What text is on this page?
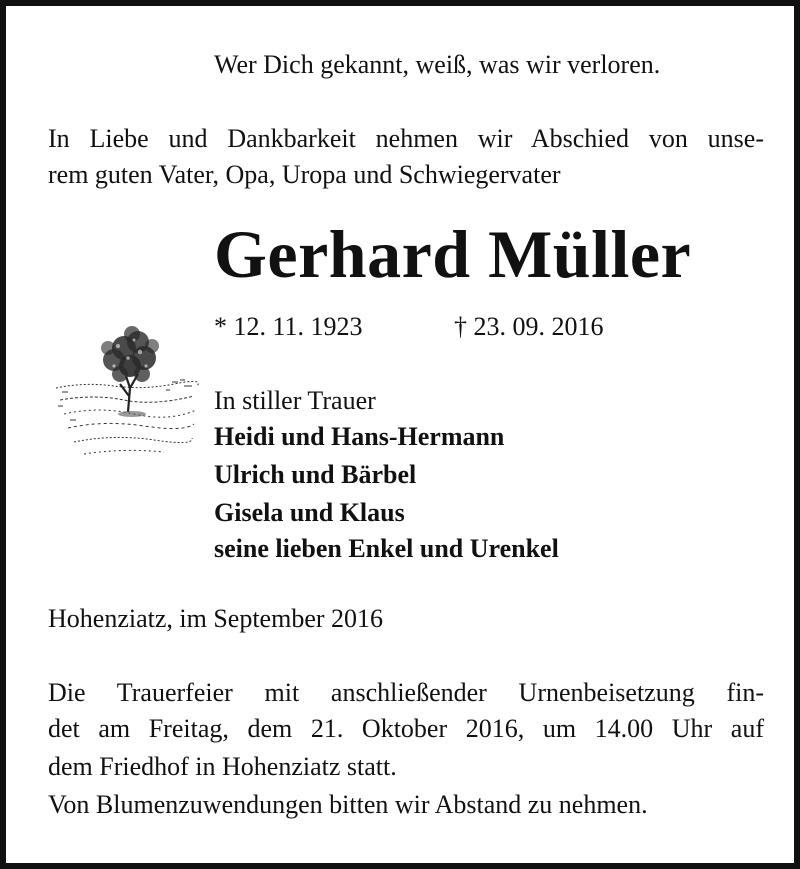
Wer Dich gekannt, weiß, was wir verloren.
In Liebe und Dankbarkeit nehmen wir Abschied von unse-
rem guten Vater, Opa, Uropa und Schwiegervater
Gerhard Müller
* 12. 11. 1923	† 23. 09. 2016
In stiller Trauer
Heidi und Hans-Hermann
Ulrich und Bärbel
Gisela und Klaus
seine lieben Enkel und Urenkel
Hohenziatz, im September 2016
Die Trauerfeier mit anschließender Urnenbeisetzung fin-
det am Freitag, dem 21. Oktober 2016, um 14.00 Uhr auf
dem Friedhof in Hohenziatz statt.
Von Blumenzuwendungen bitten wir Abstand zu nehmen.
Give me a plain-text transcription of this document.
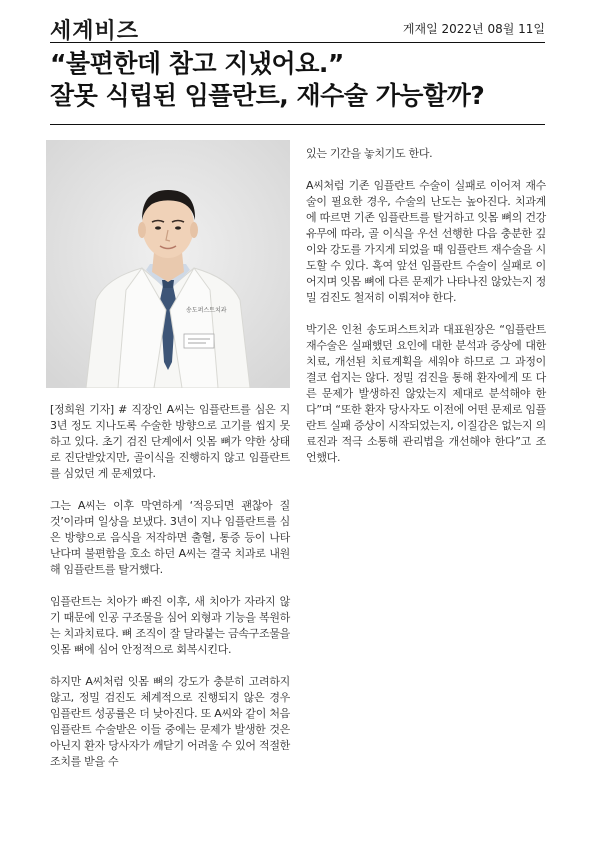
세계비즈	게재일 2022년 08월 11일
“불편한데 참고 지냈어요.”
잘못 식립된 임플란트, 재수술 가능할까?
송도퍼스트치과

[정희원 기자] # 직장인 A씨는 임플란트를 심은 지 3년 정도 지나도록 수술한 방향으로 고기를 씹지 못하고 있다. 초기 검진 단계에서 잇몸 뼈가 약한 상태로 진단받았지만, 골이식을 진행하지 않고 임플란트를 심었던 게 문제였다.

그는 A씨는 이후 막연하게 ‘적응되면 괜찮아 질 것’이라며 일상을 보냈다. 3년이 지나 임플란트를 심은 방향으로 음식을 저작하면 출혈, 통증 등이 나타난다며 불편함을 호소 하던 A씨는 결국 치과로 내원해 임플란트를 탈거했다.

임플란트는 치아가 빠진 이후, 새 치아가 자라지 않기 때문에 인공 구조물을 심어 외형과 기능을 복원하는 치과치료다. 뼈 조직이 잘 달라붙는 금속구조물을 잇몸 뼈에 심어 안정적으로 회복시킨다.

하지만 A씨처럼 잇몸 뼈의 강도가 충분히 고려하지 않고, 정밀 검진도 체계적으로 진행되지 않은 경우 임플란트 성공률은 더 낮아진다. 또 A씨와 같이 처음 임플란트 수술받은 이들 중에는 문제가 발생한 것은 아닌지 환자 당사자가 깨닫기 어려울 수 있어 적절한 조치를 받을 수

있는 기간을 놓치기도 한다.

A씨처럼 기존 임플란트 수술이 실패로 이어져 재수술이 필요한 경우, 수술의 난도는 높아진다. 치과계에 따르면 기존 임플란트를 탈거하고 잇몸 뼈의 건강 유무에 따라, 골 이식을 우선 선행한 다음 충분한 깊이와 강도를 가지게 되었을 때 임플란트 재수술을 시도할 수 있다. 혹여 앞선 임플란트 수술이 실패로 이어지며 잇몸 뼈에 다른 문제가 나타나진 않았는지 정밀 검진도 철저히 이뤄져야 한다.

박기은 인천 송도퍼스트치과 대표원장은 “임플란트 재수술은 실패했던 요인에 대한 분석과 증상에 대한 치료, 개선된 치료계획을 세워야 하므로 그 과정이 결코 쉽지는 않다. 정밀 검진을 통해 환자에게 또 다른 문제가 발생하진 않았는지 제대로 분석해야 한다”며 “또한 환자 당사자도 이전에 어떤 문제로 임플란트 실패 증상이 시작되었는지, 이질감은 없는지 의료진과 적극 소통해 관리법을 개선해야 한다”고 조언했다.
++++
» Short exercise
Do not include the pictures. Quote only the lines from the line with "Give me a plain-text" through the end of the material, both ends included, exactly.

» Problem solution
Give me a plain-text transcription of this document.
세계비즈	게재일 2022년 08월 11일
“불편한데 참고 지냈어요.”
잘못 식립된 임플란트, 재수술 가능할까?
송도퍼스트치과

[정희원 기자] # 직장인 A씨는 임플란트를 심은 지 3년 정도 지나도록 수술한 방향으로 고기를 씹지 못하고 있다. 초기 검진 단계에서 잇몸 뼈가 약한 상태로 진단받았지만, 골이식을 진행하지 않고 임플란트를 심었던 게 문제였다.

그는 A씨는 이후 막연하게 ‘적응되면 괜찮아 질 것’이라며 일상을 보냈다. 3년이 지나 임플란트를 심은 방향으로 음식을 저작하면 출혈, 통증 등이 나타난다며 불편함을 호소 하던 A씨는 결국 치과로 내원해 임플란트를 탈거했다.

임플란트는 치아가 빠진 이후, 새 치아가 자라지 않기 때문에 인공 구조물을 심어 외형과 기능을 복원하는 치과치료다. 뼈 조직이 잘 달라붙는 금속구조물을 잇몸 뼈에 심어 안정적으로 회복시킨다.

하지만 A씨처럼 잇몸 뼈의 강도가 충분히 고려하지 않고, 정밀 검진도 체계적으로 진행되지 않은 경우 임플란트 성공률은 더 낮아진다. 또 A씨와 같이 처음 임플란트 수술받은 이들 중에는 문제가 발생한 것은 아닌지 환자 당사자가 깨닫기 어려울 수 있어 적절한 조치를 받을 수

있는 기간을 놓치기도 한다.

A씨처럼 기존 임플란트 수술이 실패로 이어져 재수술이 필요한 경우, 수술의 난도는 높아진다. 치과계에 따르면 기존 임플란트를 탈거하고 잇몸 뼈의 건강 유무에 따라, 골 이식을 우선 선행한 다음 충분한 깊이와 강도를 가지게 되었을 때 임플란트 재수술을 시도할 수 있다. 혹여 앞선 임플란트 수술이 실패로 이어지며 잇몸 뼈에 다른 문제가 나타나진 않았는지 정밀 검진도 철저히 이뤄져야 한다.

박기은 인천 송도퍼스트치과 대표원장은 “임플란트 재수술은 실패했던 요인에 대한 분석과 증상에 대한 치료, 개선된 치료계획을 세워야 하므로 그 과정이 결코 쉽지는 않다. 정밀 검진을 통해 환자에게 또 다른 문제가 발생하진 않았는지 제대로 분석해야 한다”며 “또한 환자 당사자도 이전에 어떤 문제로 임플란트 실패 증상이 시작되었는지, 이질감은 없는지 의료진과 적극 소통해 관리법을 개선해야 한다”고 조언했다.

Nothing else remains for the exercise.